Given entries
···

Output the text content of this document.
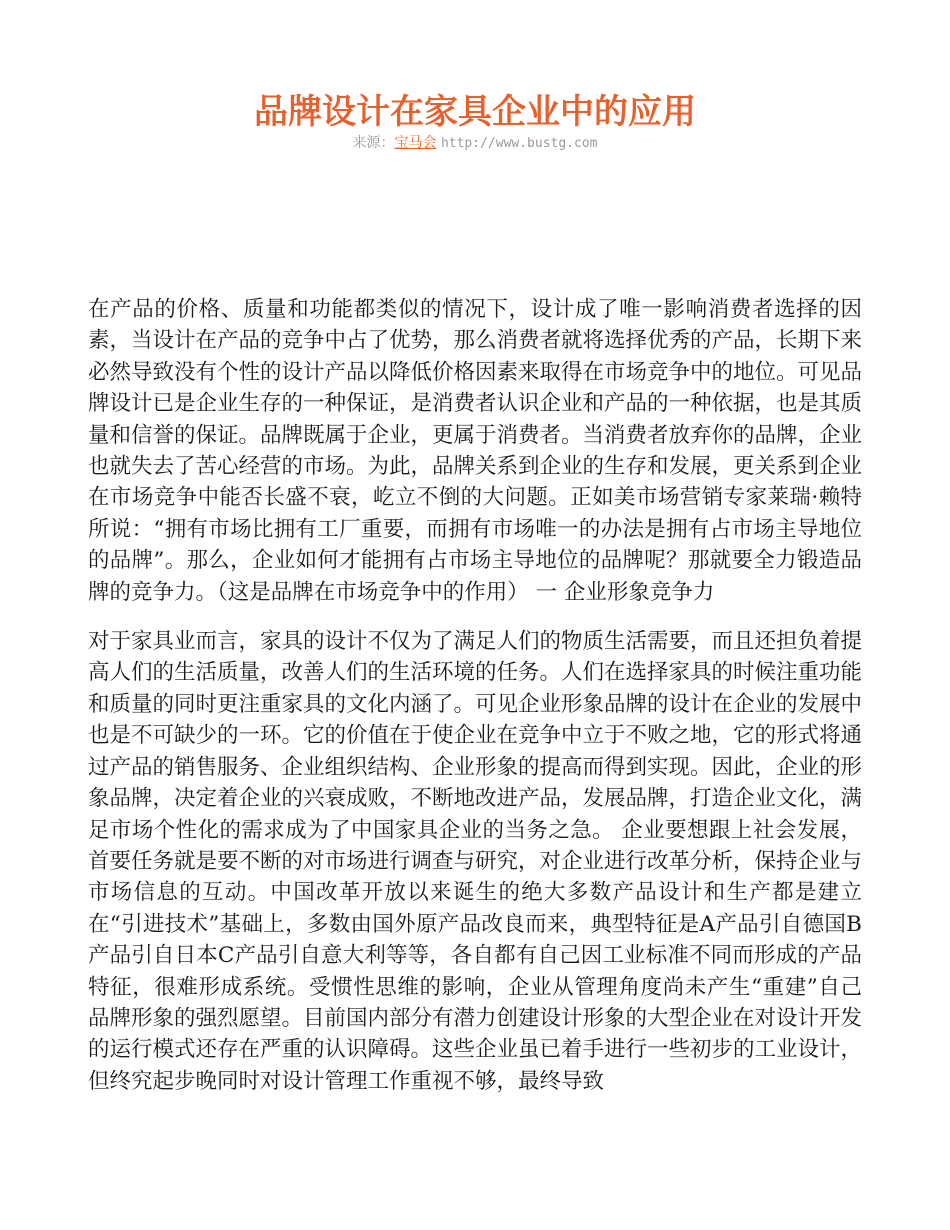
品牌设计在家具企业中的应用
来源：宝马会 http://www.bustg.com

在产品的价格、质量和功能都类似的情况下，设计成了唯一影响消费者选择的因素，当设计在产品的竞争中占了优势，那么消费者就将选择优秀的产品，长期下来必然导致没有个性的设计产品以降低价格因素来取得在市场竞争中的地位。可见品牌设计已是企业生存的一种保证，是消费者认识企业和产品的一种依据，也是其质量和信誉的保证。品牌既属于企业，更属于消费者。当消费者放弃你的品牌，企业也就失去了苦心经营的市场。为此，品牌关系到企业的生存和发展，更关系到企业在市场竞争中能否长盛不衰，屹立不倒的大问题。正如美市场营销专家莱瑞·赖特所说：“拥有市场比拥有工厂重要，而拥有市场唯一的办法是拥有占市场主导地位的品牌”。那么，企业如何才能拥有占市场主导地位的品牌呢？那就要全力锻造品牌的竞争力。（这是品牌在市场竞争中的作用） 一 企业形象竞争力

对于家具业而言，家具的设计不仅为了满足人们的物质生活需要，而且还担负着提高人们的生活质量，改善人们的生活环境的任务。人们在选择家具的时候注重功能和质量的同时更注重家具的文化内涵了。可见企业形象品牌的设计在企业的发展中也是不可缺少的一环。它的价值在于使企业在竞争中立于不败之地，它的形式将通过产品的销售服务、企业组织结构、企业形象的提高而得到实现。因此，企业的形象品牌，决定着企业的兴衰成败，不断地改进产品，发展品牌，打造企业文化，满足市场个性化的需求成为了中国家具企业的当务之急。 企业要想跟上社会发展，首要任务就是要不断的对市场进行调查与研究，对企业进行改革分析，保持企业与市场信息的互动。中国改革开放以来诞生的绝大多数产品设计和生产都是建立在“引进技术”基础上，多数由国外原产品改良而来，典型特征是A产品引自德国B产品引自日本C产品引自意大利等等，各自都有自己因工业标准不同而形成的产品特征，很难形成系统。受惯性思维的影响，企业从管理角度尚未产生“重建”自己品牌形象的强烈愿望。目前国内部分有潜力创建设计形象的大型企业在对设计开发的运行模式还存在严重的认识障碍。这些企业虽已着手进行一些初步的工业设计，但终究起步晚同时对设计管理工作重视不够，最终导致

···

The request
Make an exact copy of every entry above, minus the images.

Solved problem
Output the text content of this document.
品牌设计在家具企业中的应用
来源：宝马会 http://www.bustg.com

在产品的价格、质量和功能都类似的情况下，设计成了唯一影响消费者选择的因素，当设计在产品的竞争中占了优势，那么消费者就将选择优秀的产品，长期下来必然导致没有个性的设计产品以降低价格因素来取得在市场竞争中的地位。可见品牌设计已是企业生存的一种保证，是消费者认识企业和产品的一种依据，也是其质量和信誉的保证。品牌既属于企业，更属于消费者。当消费者放弃你的品牌，企业也就失去了苦心经营的市场。为此，品牌关系到企业的生存和发展，更关系到企业在市场竞争中能否长盛不衰，屹立不倒的大问题。正如美市场营销专家莱瑞·赖特所说：“拥有市场比拥有工厂重要，而拥有市场唯一的办法是拥有占市场主导地位的品牌”。那么，企业如何才能拥有占市场主导地位的品牌呢？那就要全力锻造品牌的竞争力。（这是品牌在市场竞争中的作用） 一 企业形象竞争力

对于家具业而言，家具的设计不仅为了满足人们的物质生活需要，而且还担负着提高人们的生活质量，改善人们的生活环境的任务。人们在选择家具的时候注重功能和质量的同时更注重家具的文化内涵了。可见企业形象品牌的设计在企业的发展中也是不可缺少的一环。它的价值在于使企业在竞争中立于不败之地，它的形式将通过产品的销售服务、企业组织结构、企业形象的提高而得到实现。因此，企业的形象品牌，决定着企业的兴衰成败，不断地改进产品，发展品牌，打造企业文化，满足市场个性化的需求成为了中国家具企业的当务之急。 企业要想跟上社会发展，首要任务就是要不断的对市场进行调查与研究，对企业进行改革分析，保持企业与市场信息的互动。中国改革开放以来诞生的绝大多数产品设计和生产都是建立在“引进技术”基础上，多数由国外原产品改良而来，典型特征是A产品引自德国B产品引自日本C产品引自意大利等等，各自都有自己因工业标准不同而形成的产品特征，很难形成系统。受惯性思维的影响，企业从管理角度尚未产生“重建”自己品牌形象的强烈愿望。目前国内部分有潜力创建设计形象的大型企业在对设计开发的运行模式还存在严重的认识障碍。这些企业虽已着手进行一些初步的工业设计，但终究起步晚同时对设计管理工作重视不够，最终导致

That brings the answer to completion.